REQUEST - Drop all images and give the records again exactly.

SUPPLIED ENTRIES -
····················
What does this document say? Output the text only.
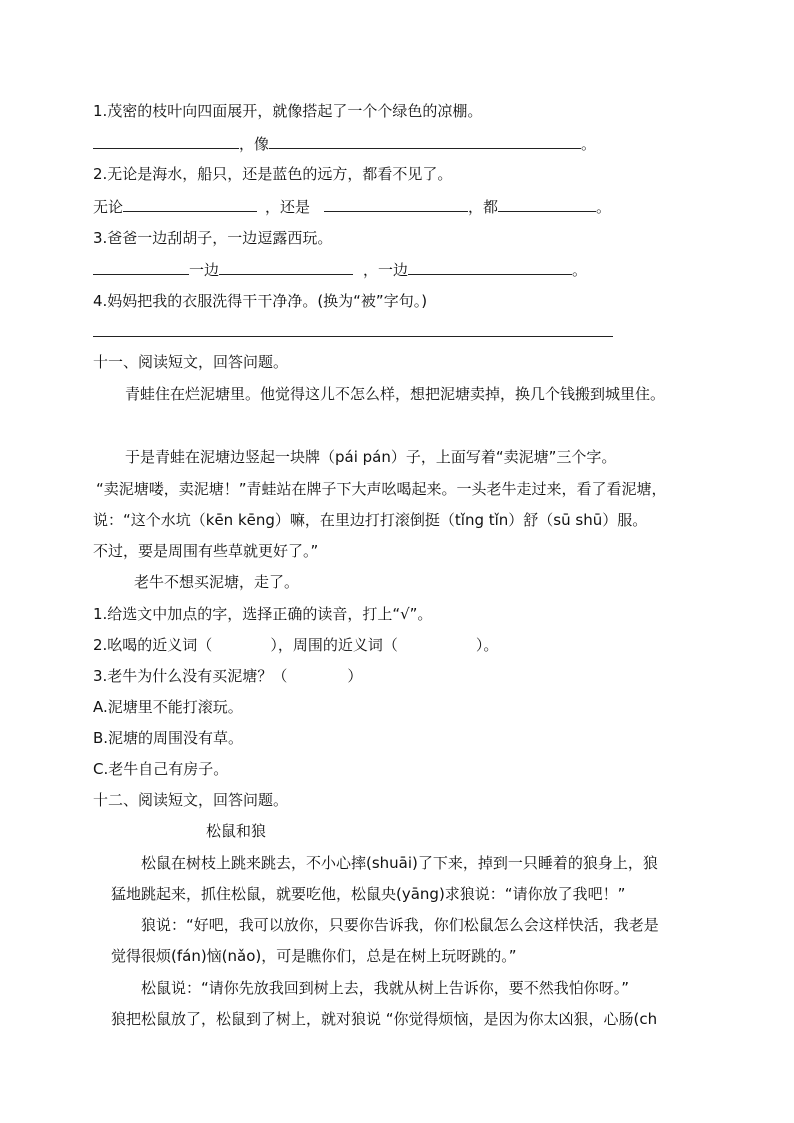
1.茂密的枝叶向四面展开，就像搭起了一个个绿色的凉棚。
，像	。
2.无论是海水，船只，还是蓝色的远方，都看不见了。
无论	，还是	，都	。
3.爸爸一边刮胡子，一边逗露西玩。
一边	，一边	。
4.妈妈把我的衣服洗得干干净净。(换为“被”字句。)
十一、阅读短文，回答问题。
青蛙住在烂泥塘里。他觉得这儿不怎么样，想把泥塘卖掉，换几个钱搬到城里住。
于是青蛙在泥塘边竖起一块牌（pái pán）子，上面写着“卖泥塘”三个字。
“卖泥塘喽，卖泥塘！”青蛙站在牌子下大声吆喝起来。一头老牛走过来，看了看泥塘，
说：“这个水坑（kēn kēng）嘛，在里边打打滚倒挺（tǐng tǐn）舒（sū shū）服。
不过，要是周围有些草就更好了。”
老牛不想买泥塘，走了。
1.给选文中加点的字，选择正确的读音，打上“√”。
2.吆喝的近义词（	），周围的近义词（	）。
3.老牛为什么没有买泥塘？（	）
A.泥塘里不能打滚玩。
B.泥塘的周围没有草。
C.老牛自己有房子。
十二、阅读短文，回答问题。
松鼠和狼
松鼠在树枝上跳来跳去，不小心摔(shuāi)了下来，掉到一只睡着的狼身上，狼
猛地跳起来，抓住松鼠，就要吃他，松鼠央(yāng)求狼说：“请你放了我吧！”
狼说：“好吧，我可以放你，只要你告诉我，你们松鼠怎么会这样快活，我老是
觉得很烦(fán)恼(nǎo)，可是瞧你们，总是在树上玩呀跳的。”
松鼠说：“请你先放我回到树上去，我就从树上告诉你，要不然我怕你呀。”
狼把松鼠放了，松鼠到了树上，就对狼说 “你觉得烦恼，是因为你太凶狠，心肠(ch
····················
EXPECTED ANSWER -
What does this document say? Output the text only.
1.茂密的枝叶向四面展开，就像搭起了一个个绿色的凉棚。
，像	。
2.无论是海水，船只，还是蓝色的远方，都看不见了。
无论	，还是	，都	。
3.爸爸一边刮胡子，一边逗露西玩。
一边	，一边	。
4.妈妈把我的衣服洗得干干净净。(换为“被”字句。)
十一、阅读短文，回答问题。
青蛙住在烂泥塘里。他觉得这儿不怎么样，想把泥塘卖掉，换几个钱搬到城里住。
于是青蛙在泥塘边竖起一块牌（pái pán）子，上面写着“卖泥塘”三个字。
“卖泥塘喽，卖泥塘！”青蛙站在牌子下大声吆喝起来。一头老牛走过来，看了看泥塘，
说：“这个水坑（kēn kēng）嘛，在里边打打滚倒挺（tǐng tǐn）舒（sū shū）服。
不过，要是周围有些草就更好了。”
老牛不想买泥塘，走了。
1.给选文中加点的字，选择正确的读音，打上“√”。
2.吆喝的近义词（	），周围的近义词（	）。
3.老牛为什么没有买泥塘？（	）
A.泥塘里不能打滚玩。
B.泥塘的周围没有草。
C.老牛自己有房子。
十二、阅读短文，回答问题。
松鼠和狼
松鼠在树枝上跳来跳去，不小心摔(shuāi)了下来，掉到一只睡着的狼身上，狼
猛地跳起来，抓住松鼠，就要吃他，松鼠央(yāng)求狼说：“请你放了我吧！”
狼说：“好吧，我可以放你，只要你告诉我，你们松鼠怎么会这样快活，我老是
觉得很烦(fán)恼(nǎo)，可是瞧你们，总是在树上玩呀跳的。”
松鼠说：“请你先放我回到树上去，我就从树上告诉你，要不然我怕你呀。”
狼把松鼠放了，松鼠到了树上，就对狼说 “你觉得烦恼，是因为你太凶狠，心肠(ch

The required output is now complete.